• [DATA SUPPLIED]
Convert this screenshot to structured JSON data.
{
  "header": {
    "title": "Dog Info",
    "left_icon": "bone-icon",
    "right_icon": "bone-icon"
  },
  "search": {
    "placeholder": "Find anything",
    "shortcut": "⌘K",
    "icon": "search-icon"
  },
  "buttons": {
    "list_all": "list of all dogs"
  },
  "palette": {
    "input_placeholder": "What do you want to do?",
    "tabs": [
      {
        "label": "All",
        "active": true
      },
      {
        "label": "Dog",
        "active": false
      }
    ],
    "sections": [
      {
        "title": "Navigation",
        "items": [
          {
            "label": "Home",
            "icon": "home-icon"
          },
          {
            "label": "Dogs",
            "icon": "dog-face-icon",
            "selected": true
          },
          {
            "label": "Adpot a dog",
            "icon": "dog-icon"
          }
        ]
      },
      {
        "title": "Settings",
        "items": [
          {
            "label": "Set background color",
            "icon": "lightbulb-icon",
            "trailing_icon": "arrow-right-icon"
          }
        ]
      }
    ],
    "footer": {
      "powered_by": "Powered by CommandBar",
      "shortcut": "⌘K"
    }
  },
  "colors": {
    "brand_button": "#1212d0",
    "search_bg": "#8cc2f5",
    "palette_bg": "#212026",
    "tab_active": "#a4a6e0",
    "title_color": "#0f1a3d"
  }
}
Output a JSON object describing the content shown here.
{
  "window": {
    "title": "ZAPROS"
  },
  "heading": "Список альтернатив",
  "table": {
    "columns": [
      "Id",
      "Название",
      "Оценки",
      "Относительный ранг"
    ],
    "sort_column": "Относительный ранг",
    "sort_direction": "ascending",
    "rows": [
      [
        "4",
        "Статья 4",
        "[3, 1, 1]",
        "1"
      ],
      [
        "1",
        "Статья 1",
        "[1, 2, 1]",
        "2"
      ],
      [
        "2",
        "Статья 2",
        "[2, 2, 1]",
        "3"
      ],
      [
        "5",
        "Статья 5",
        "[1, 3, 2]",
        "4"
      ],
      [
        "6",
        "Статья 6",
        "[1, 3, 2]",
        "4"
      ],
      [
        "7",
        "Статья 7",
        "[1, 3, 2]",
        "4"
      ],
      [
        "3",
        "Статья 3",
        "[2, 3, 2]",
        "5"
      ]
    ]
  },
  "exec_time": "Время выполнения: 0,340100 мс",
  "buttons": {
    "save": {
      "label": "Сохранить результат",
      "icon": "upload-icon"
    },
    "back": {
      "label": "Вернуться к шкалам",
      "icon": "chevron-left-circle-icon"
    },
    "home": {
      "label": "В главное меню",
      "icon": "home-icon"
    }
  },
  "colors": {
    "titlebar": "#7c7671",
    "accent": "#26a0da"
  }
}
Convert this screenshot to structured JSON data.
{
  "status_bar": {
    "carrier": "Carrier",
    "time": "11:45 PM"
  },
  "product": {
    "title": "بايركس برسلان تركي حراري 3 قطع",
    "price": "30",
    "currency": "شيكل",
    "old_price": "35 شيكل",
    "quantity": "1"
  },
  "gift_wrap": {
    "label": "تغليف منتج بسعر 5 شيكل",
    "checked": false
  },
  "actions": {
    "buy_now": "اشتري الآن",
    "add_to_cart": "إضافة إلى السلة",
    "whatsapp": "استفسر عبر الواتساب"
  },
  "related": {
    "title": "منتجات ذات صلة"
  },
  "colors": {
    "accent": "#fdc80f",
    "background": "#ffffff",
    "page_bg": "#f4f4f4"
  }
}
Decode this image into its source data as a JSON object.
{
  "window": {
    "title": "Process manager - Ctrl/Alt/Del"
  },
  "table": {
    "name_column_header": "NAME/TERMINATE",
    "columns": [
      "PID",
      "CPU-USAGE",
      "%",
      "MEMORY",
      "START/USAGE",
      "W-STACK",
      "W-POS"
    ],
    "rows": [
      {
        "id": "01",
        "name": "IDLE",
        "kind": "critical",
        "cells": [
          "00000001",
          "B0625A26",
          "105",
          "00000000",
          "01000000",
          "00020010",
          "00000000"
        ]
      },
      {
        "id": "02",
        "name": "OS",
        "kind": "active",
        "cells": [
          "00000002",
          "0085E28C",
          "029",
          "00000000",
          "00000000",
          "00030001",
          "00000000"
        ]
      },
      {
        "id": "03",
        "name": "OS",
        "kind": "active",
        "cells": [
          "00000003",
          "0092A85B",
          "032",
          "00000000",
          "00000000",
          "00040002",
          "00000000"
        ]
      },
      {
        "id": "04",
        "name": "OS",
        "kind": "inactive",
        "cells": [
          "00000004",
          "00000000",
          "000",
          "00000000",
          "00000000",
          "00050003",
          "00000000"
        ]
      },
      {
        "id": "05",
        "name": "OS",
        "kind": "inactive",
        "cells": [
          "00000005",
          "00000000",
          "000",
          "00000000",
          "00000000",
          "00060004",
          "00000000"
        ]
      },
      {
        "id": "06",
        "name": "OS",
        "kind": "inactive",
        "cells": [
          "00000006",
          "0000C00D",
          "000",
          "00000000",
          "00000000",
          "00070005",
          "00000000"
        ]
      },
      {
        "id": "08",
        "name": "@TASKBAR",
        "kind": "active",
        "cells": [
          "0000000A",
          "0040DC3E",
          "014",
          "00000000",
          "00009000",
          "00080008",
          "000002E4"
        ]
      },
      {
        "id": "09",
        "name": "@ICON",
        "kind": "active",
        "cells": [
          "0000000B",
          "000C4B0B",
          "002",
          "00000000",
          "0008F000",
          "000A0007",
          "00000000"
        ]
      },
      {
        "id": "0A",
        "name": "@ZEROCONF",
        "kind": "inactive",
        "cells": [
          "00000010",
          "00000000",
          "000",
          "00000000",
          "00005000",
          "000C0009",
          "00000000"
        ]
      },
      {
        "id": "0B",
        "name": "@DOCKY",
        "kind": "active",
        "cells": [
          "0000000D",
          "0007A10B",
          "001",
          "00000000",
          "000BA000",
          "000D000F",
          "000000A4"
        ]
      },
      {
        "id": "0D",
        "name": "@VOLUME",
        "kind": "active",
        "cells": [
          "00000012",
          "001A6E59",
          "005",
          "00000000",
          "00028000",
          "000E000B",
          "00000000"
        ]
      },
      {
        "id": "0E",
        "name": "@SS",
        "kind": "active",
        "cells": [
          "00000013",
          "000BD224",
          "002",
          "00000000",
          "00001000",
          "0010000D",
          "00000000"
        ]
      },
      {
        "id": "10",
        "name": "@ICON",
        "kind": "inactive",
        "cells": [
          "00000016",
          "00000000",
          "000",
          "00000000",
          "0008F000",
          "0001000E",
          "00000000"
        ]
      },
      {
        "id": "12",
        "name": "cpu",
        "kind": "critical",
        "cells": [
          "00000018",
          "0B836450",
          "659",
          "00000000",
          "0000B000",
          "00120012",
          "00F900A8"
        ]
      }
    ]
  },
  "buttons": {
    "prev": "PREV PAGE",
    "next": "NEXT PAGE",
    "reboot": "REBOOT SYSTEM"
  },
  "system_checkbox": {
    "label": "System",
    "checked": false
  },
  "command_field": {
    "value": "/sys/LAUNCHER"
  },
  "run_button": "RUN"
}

• [GOAL] Repeat the material above in full, quoting it exactly.

• [RIGHT ANSWER]
Convert this screenshot to structured JSON data.
{
  "header": {
    "title": "Dog Info",
    "left_icon": "bone-icon",
    "right_icon": "bone-icon"
  },
  "search": {
    "placeholder": "Find anything",
    "shortcut": "⌘K",
    "icon": "search-icon"
  },
  "buttons": {
    "list_all": "list of all dogs"
  },
  "palette": {
    "input_placeholder": "What do you want to do?",
    "tabs": [
      {
        "label": "All",
        "active": true
      },
      {
        "label": "Dog",
        "active": false
      }
    ],
    "sections": [
      {
        "title": "Navigation",
        "items": [
          {
            "label": "Home",
            "icon": "home-icon"
          },
          {
            "label": "Dogs",
            "icon": "dog-face-icon",
            "selected": true
          },
          {
            "label": "Adpot a dog",
            "icon": "dog-icon"
          }
        ]
      },
      {
        "title": "Settings",
        "items": [
          {
            "label": "Set background color",
            "icon": "lightbulb-icon",
            "trailing_icon": "arrow-right-icon"
          }
        ]
      }
    ],
    "footer": {
      "powered_by": "Powered by CommandBar",
      "shortcut": "⌘K"
    }
  },
  "colors": {
    "brand_button": "#1212d0",
    "search_bg": "#8cc2f5",
    "palette_bg": "#212026",
    "tab_active": "#a4a6e0",
    "title_color": "#0f1a3d"
  }
}
Output a JSON object describing the content shown here.
{
  "window": {
    "title": "ZAPROS"
  },
  "heading": "Список альтернатив",
  "table": {
    "columns": [
      "Id",
      "Название",
      "Оценки",
      "Относительный ранг"
    ],
    "sort_column": "Относительный ранг",
    "sort_direction": "ascending",
    "rows": [
      [
        "4",
        "Статья 4",
        "[3, 1, 1]",
        "1"
      ],
      [
        "1",
        "Статья 1",
        "[1, 2, 1]",
        "2"
      ],
      [
        "2",
        "Статья 2",
        "[2, 2, 1]",
        "3"
      ],
      [
        "5",
        "Статья 5",
        "[1, 3, 2]",
        "4"
      ],
      [
        "6",
        "Статья 6",
        "[1, 3, 2]",
        "4"
      ],
      [
        "7",
        "Статья 7",
        "[1, 3, 2]",
        "4"
      ],
      [
        "3",
        "Статья 3",
        "[2, 3, 2]",
        "5"
      ]
    ]
  },
  "exec_time": "Время выполнения: 0,340100 мс",
  "buttons": {
    "save": {
      "label": "Сохранить результат",
      "icon": "upload-icon"
    },
    "back": {
      "label": "Вернуться к шкалам",
      "icon": "chevron-left-circle-icon"
    },
    "home": {
      "label": "В главное меню",
      "icon": "home-icon"
    }
  },
  "colors": {
    "titlebar": "#7c7671",
    "accent": "#26a0da"
  }
}
Convert this screenshot to structured JSON data.
{
  "status_bar": {
    "carrier": "Carrier",
    "time": "11:45 PM"
  },
  "product": {
    "title": "بايركس برسلان تركي حراري 3 قطع",
    "price": "30",
    "currency": "شيكل",
    "old_price": "35 شيكل",
    "quantity": "1"
  },
  "gift_wrap": {
    "label": "تغليف منتج بسعر 5 شيكل",
    "checked": false
  },
  "actions": {
    "buy_now": "اشتري الآن",
    "add_to_cart": "إضافة إلى السلة",
    "whatsapp": "استفسر عبر الواتساب"
  },
  "related": {
    "title": "منتجات ذات صلة"
  },
  "colors": {
    "accent": "#fdc80f",
    "background": "#ffffff",
    "page_bg": "#f4f4f4"
  }
}
Decode this image into its source data as a JSON object.
{
  "window": {
    "title": "Process manager - Ctrl/Alt/Del"
  },
  "table": {
    "name_column_header": "NAME/TERMINATE",
    "columns": [
      "PID",
      "CPU-USAGE",
      "%",
      "MEMORY",
      "START/USAGE",
      "W-STACK",
      "W-POS"
    ],
    "rows": [
      {
        "id": "01",
        "name": "IDLE",
        "kind": "critical",
        "cells": [
          "00000001",
          "B0625A26",
          "105",
          "00000000",
          "01000000",
          "00020010",
          "00000000"
        ]
      },
      {
        "id": "02",
        "name": "OS",
        "kind": "active",
        "cells": [
          "00000002",
          "0085E28C",
          "029",
          "00000000",
          "00000000",
          "00030001",
          "00000000"
        ]
      },
      {
        "id": "03",
        "name": "OS",
        "kind": "active",
        "cells": [
          "00000003",
          "0092A85B",
          "032",
          "00000000",
          "00000000",
          "00040002",
          "00000000"
        ]
      },
      {
        "id": "04",
        "name": "OS",
        "kind": "inactive",
        "cells": [
          "00000004",
          "00000000",
          "000",
          "00000000",
          "00000000",
          "00050003",
          "00000000"
        ]
      },
      {
        "id": "05",
        "name": "OS",
        "kind": "inactive",
        "cells": [
          "00000005",
          "00000000",
          "000",
          "00000000",
          "00000000",
          "00060004",
          "00000000"
        ]
      },
      {
        "id": "06",
        "name": "OS",
        "kind": "inactive",
        "cells": [
          "00000006",
          "0000C00D",
          "000",
          "00000000",
          "00000000",
          "00070005",
          "00000000"
        ]
      },
      {
        "id": "08",
        "name": "@TASKBAR",
        "kind": "active",
        "cells": [
          "0000000A",
          "0040DC3E",
          "014",
          "00000000",
          "00009000",
          "00080008",
          "000002E4"
        ]
      },
      {
        "id": "09",
        "name": "@ICON",
        "kind": "active",
        "cells": [
          "0000000B",
          "000C4B0B",
          "002",
          "00000000",
          "0008F000",
          "000A0007",
          "00000000"
        ]
      },
      {
        "id": "0A",
        "name": "@ZEROCONF",
        "kind": "inactive",
        "cells": [
          "00000010",
          "00000000",
          "000",
          "00000000",
          "00005000",
          "000C0009",
          "00000000"
        ]
      },
      {
        "id": "0B",
        "name": "@DOCKY",
        "kind": "active",
        "cells": [
          "0000000D",
          "0007A10B",
          "001",
          "00000000",
          "000BA000",
          "000D000F",
          "000000A4"
        ]
      },
      {
        "id": "0D",
        "name": "@VOLUME",
        "kind": "active",
        "cells": [
          "00000012",
          "001A6E59",
          "005",
          "00000000",
          "00028000",
          "000E000B",
          "00000000"
        ]
      },
      {
        "id": "0E",
        "name": "@SS",
        "kind": "active",
        "cells": [
          "00000013",
          "000BD224",
          "002",
          "00000000",
          "00001000",
          "0010000D",
          "00000000"
        ]
      },
      {
        "id": "10",
        "name": "@ICON",
        "kind": "inactive",
        "cells": [
          "00000016",
          "00000000",
          "000",
          "00000000",
          "0008F000",
          "0001000E",
          "00000000"
        ]
      },
      {
        "id": "12",
        "name": "cpu",
        "kind": "critical",
        "cells": [
          "00000018",
          "0B836450",
          "659",
          "00000000",
          "0000B000",
          "00120012",
          "00F900A8"
        ]
      }
    ]
  },
  "buttons": {
    "prev": "PREV PAGE",
    "next": "NEXT PAGE",
    "reboot": "REBOOT SYSTEM"
  },
  "system_checkbox": {
    "label": "System",
    "checked": false
  },
  "command_field": {
    "value": "/sys/LAUNCHER"
  },
  "run_button": "RUN"
}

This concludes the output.